WHAT THE TASK REQUIRES ▸
From the listing below, return each line that includes "regulatory".

Collected data
>>>>>
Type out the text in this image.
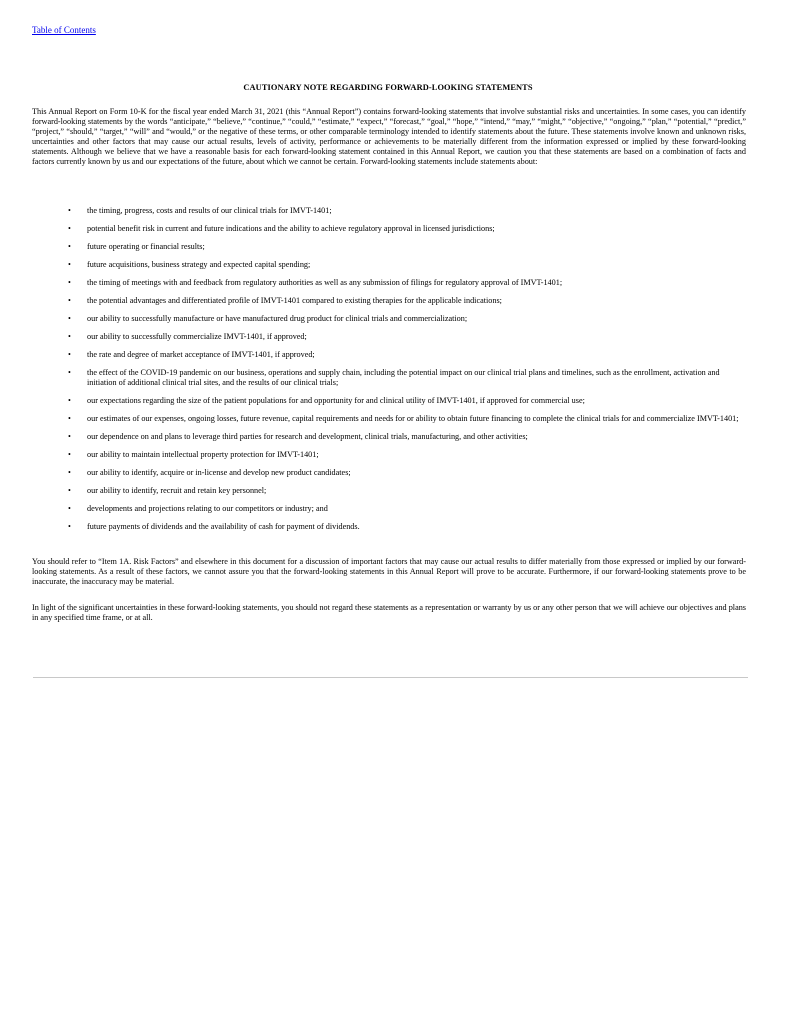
Table of Contents
CAUTIONARY NOTE REGARDING FORWARD-LOOKING STATEMENTS

This Annual Report on Form 10-K for the fiscal year ended March 31, 2021 (this “Annual Report”) contains forward-looking statements that involve substantial risks and uncertainties. In some cases, you can identify forward-looking statements by the words “anticipate,” “believe,” “continue,” “could,” “estimate,” “expect,” “forecast,” “goal,” “hope,” “intend,” “may,” “might,” “objective,” “ongoing,” “plan,” “potential,” “predict,” “project,” “should,” “target,” “will” and “would,” or the negative of these terms, or other comparable terminology intended to identify statements about the future. These statements involve known and unknown risks, uncertainties and other factors that may cause our actual results, levels of activity, performance or achievements to be materially different from the information expressed or implied by these forward-looking statements. Although we believe that we have a reasonable basis for each forward-looking statement contained in this Annual Report, we caution you that these statements are based on a combination of facts and factors currently known by us and our expectations of the future, about which we cannot be certain. Forward-looking statements include statements about:

• the timing, progress, costs and results of our clinical trials for IMVT-1401;
• potential benefit risk in current and future indications and the ability to achieve regulatory approval in licensed jurisdictions;
• future operating or financial results;
• future acquisitions, business strategy and expected capital spending;
• the timing of meetings with and feedback from regulatory authorities as well as any submission of filings for regulatory approval of IMVT-1401;
• the potential advantages and differentiated profile of IMVT-1401 compared to existing therapies for the applicable indications;
• our ability to successfully manufacture or have manufactured drug product for clinical trials and commercialization;
• our ability to successfully commercialize IMVT-1401, if approved;
• the rate and degree of market acceptance of IMVT-1401, if approved;
• the effect of the COVID-19 pandemic on our business, operations and supply chain, including the potential impact on our clinical trial plans and timelines, such as the enrollment, activation and initiation of additional clinical trial sites, and the results of our clinical trials;
• our expectations regarding the size of the patient populations for and opportunity for and clinical utility of IMVT-1401, if approved for commercial use;
• our estimates of our expenses, ongoing losses, future revenue, capital requirements and needs for or ability to obtain future financing to complete the clinical trials for and commercialize IMVT-1401;
• our dependence on and plans to leverage third parties for research and development, clinical trials, manufacturing, and other activities;
• our ability to maintain intellectual property protection for IMVT-1401;
• our ability to identify, acquire or in-license and develop new product candidates;
• our ability to identify, recruit and retain key personnel;
• developments and projections relating to our competitors or industry; and
• future payments of dividends and the availability of cash for payment of dividends.

You should refer to “Item 1A. Risk Factors” and elsewhere in this document for a discussion of important factors that may cause our actual results to differ materially from those expressed or implied by our forward-looking statements. As a result of these factors, we cannot assure you that the forward-looking statements in this Annual Report will prove to be accurate. Furthermore, if our forward-looking statements prove to be inaccurate, the inaccuracy may be material.

In light of the significant uncertainties in these forward-looking statements, you should not regard these statements as a representation or warranty by us or any other person that we will achieve our objectives and plans in any specified time frame, or at all.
<<<<<
SOLUTION ▸
• potential benefit risk in current and future indications and the ability to achieve regulatory approval in licensed jurisdictions;
• the timing of meetings with and feedback from regulatory authorities as well as any submission of filings for regulatory approval of IMVT-1401;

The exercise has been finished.